• [TAREA 1] Por favor, devuelve íntegro y sin ningún cambio el artículo de opinión sobre el domingo 15 de agosto.

Opinión Nacional

Cuando la tragedia tocó a la puerta

A Alejandro Armas, en eterna admiración

Fui despertado suavemente pero con resolución por mi esposa a las 4:30 de la madrugada. Era noche oscura y cerrada sobre las colinas de Oripoto y un frío serrano se asomaba hecho jirones de bruma por entre los bambúes. Había una razón poderosa para algo tan inusual como iniciar el día antes de que despuntara el alba: comenzaba el domingo 15 de agosto. Debíamos presentarnos puntualmente a cumplir con la cita más esperada por los venezolanos desde aquel heroico y ya olvidado 23 de enero de 1958, la fecha más significativa de nuestra turbulenta modernidad. No éramos los únicos: contrariando esa hora de maitines, la ciudad y el país todo bullían de febril actividad. Nadie quería perderse el derecho constitucional de revocar a quien había traicionado sus promesas y nos llevaba hacia el abismo, de modo que ese derecho, convertido en obligación, fue asumido por millones y millones de venezolanos con un entusiasmo nunca visto en esta triste y desalmada historia nacional. Posiblemente nunca antes habíamos tenido tanto sufrimiento que reparar, tanta justicia que reivindicar, tanto anhelo que cumplir. Lo haríamos de manera ejemplarmente democrática, para que no quedara en el mundo una sombra de duda acerca de quiénes éramos y cuánta razón nos asistía como para querer librar al país del más grave daño que se le inflingiera en su historia republicana, resolviendo nuestra propia crisis con nuestros propios medios y sin ayuda de nadie.

• [TAREA 2] Transcribe sin cambios las líneas del listado desde su comienzo hasta la línea que contiene "y-tick-label: 0.8 bbox=[273, 373, 326, 415]", ambas incluidas.

• [EXTRACTO DE DATOS]
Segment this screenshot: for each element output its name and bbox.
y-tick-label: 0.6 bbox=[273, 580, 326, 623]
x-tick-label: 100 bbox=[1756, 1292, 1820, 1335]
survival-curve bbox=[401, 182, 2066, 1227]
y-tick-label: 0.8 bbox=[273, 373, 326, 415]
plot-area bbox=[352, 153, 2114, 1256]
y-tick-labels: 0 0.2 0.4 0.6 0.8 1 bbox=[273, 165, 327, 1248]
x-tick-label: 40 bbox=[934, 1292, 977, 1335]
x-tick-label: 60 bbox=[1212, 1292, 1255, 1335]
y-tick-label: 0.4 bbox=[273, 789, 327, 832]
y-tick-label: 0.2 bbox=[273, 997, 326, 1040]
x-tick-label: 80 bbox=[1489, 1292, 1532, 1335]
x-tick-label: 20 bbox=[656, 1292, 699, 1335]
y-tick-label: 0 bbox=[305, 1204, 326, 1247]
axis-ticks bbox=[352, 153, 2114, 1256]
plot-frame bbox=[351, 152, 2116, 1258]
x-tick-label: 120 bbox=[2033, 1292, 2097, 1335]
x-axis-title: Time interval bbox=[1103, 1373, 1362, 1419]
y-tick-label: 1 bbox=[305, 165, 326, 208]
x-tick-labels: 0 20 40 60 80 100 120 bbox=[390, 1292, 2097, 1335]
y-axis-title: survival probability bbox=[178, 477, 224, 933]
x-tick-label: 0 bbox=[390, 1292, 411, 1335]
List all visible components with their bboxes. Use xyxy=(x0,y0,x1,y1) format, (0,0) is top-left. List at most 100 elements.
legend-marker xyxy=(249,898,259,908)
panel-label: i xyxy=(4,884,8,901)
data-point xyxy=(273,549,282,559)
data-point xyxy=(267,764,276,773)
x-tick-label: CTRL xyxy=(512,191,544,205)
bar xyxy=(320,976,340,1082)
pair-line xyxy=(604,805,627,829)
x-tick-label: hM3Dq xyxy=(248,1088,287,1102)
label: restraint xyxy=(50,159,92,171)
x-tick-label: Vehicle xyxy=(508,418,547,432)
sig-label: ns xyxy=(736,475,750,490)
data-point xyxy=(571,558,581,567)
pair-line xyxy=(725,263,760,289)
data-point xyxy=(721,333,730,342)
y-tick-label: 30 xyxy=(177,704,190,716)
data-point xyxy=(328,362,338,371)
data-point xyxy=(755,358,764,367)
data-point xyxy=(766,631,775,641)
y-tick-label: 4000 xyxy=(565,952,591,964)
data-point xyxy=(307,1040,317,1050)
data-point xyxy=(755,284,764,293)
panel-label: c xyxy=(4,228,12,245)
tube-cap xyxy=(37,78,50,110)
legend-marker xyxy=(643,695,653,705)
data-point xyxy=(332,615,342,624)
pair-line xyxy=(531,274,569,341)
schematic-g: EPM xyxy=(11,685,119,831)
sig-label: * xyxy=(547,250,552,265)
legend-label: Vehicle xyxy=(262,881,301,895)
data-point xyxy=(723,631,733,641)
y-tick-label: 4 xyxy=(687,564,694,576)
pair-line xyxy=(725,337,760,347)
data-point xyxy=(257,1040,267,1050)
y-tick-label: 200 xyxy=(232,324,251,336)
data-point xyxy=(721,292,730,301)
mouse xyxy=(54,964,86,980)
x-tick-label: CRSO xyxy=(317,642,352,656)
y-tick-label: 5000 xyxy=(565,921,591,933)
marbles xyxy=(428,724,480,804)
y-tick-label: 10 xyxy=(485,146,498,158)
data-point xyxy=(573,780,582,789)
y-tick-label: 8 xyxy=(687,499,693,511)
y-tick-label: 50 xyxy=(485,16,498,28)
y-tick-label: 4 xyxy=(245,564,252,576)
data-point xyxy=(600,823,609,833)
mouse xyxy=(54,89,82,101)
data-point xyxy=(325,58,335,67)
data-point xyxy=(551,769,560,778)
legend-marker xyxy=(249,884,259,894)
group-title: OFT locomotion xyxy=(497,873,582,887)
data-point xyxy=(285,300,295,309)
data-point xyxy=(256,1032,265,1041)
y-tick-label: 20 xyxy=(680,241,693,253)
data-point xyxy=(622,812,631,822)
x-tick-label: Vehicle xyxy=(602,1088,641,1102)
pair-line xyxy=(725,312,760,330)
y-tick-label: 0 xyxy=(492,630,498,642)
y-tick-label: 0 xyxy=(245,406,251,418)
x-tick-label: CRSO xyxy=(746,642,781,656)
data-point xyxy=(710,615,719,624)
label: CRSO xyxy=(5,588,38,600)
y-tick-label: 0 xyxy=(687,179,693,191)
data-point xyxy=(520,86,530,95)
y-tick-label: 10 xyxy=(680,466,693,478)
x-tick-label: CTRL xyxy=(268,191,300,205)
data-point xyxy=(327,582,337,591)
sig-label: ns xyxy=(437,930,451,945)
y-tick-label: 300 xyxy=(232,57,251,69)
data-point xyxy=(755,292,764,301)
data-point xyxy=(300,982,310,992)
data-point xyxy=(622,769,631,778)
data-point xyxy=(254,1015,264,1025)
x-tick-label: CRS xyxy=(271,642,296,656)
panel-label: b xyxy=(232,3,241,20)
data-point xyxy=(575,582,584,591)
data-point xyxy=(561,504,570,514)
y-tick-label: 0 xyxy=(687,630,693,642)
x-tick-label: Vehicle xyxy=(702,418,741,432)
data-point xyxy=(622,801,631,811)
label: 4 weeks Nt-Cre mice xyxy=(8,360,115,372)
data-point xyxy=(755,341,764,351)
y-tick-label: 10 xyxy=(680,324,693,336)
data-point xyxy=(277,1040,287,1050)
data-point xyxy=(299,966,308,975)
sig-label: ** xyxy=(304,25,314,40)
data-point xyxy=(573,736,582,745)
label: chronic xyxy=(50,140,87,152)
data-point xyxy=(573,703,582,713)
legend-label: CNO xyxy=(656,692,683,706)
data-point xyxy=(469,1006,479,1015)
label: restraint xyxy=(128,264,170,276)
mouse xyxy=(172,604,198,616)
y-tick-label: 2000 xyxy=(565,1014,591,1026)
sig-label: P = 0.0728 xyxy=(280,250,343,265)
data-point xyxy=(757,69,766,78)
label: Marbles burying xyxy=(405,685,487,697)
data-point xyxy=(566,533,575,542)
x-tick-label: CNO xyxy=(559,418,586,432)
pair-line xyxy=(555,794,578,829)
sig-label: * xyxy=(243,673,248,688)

• [RESPUESTA COMPLETA 1]
Opinión Nacional

Cuando la tragedia tocó a la puerta

A Alejandro Armas, en eterna admiración

Fui despertado suavemente pero con resolución por mi esposa a las 4:30 de la madrugada. Era noche oscura y cerrada sobre las colinas de Oripoto y un frío serrano se asomaba hecho jirones de bruma por entre los bambúes. Había una razón poderosa para algo tan inusual como iniciar el día antes de que despuntara el alba: comenzaba el domingo 15 de agosto. Debíamos presentarnos puntualmente a cumplir con la cita más esperada por los venezolanos desde aquel heroico y ya olvidado 23 de enero de 1958, la fecha más significativa de nuestra turbulenta modernidad. No éramos los únicos: contrariando esa hora de maitines, la ciudad y el país todo bullían de febril actividad. Nadie quería perderse el derecho constitucional de revocar a quien había traicionado sus promesas y nos llevaba hacia el abismo, de modo que ese derecho, convertido en obligación, fue asumido por millones y millones de venezolanos con un entusiasmo nunca visto en esta triste y desalmada historia nacional. Posiblemente nunca antes habíamos tenido tanto sufrimiento que reparar, tanta justicia que reivindicar, tanto anhelo que cumplir. Lo haríamos de manera ejemplarmente democrática, para que no quedara en el mundo una sombra de duda acerca de quiénes éramos y cuánta razón nos asistía como para querer librar al país del más grave daño que se le inflingiera en su historia republicana, resolviendo nuestra propia crisis con nuestros propios medios y sin ayuda de nadie.

• [RESPUESTA COMPLETA 2]
Segment this screenshot: for each element output its name and bbox.
y-tick-label: 0.6 bbox=[273, 580, 326, 623]
x-tick-label: 100 bbox=[1756, 1292, 1820, 1335]
survival-curve bbox=[401, 182, 2066, 1227]
y-tick-label: 0.8 bbox=[273, 373, 326, 415]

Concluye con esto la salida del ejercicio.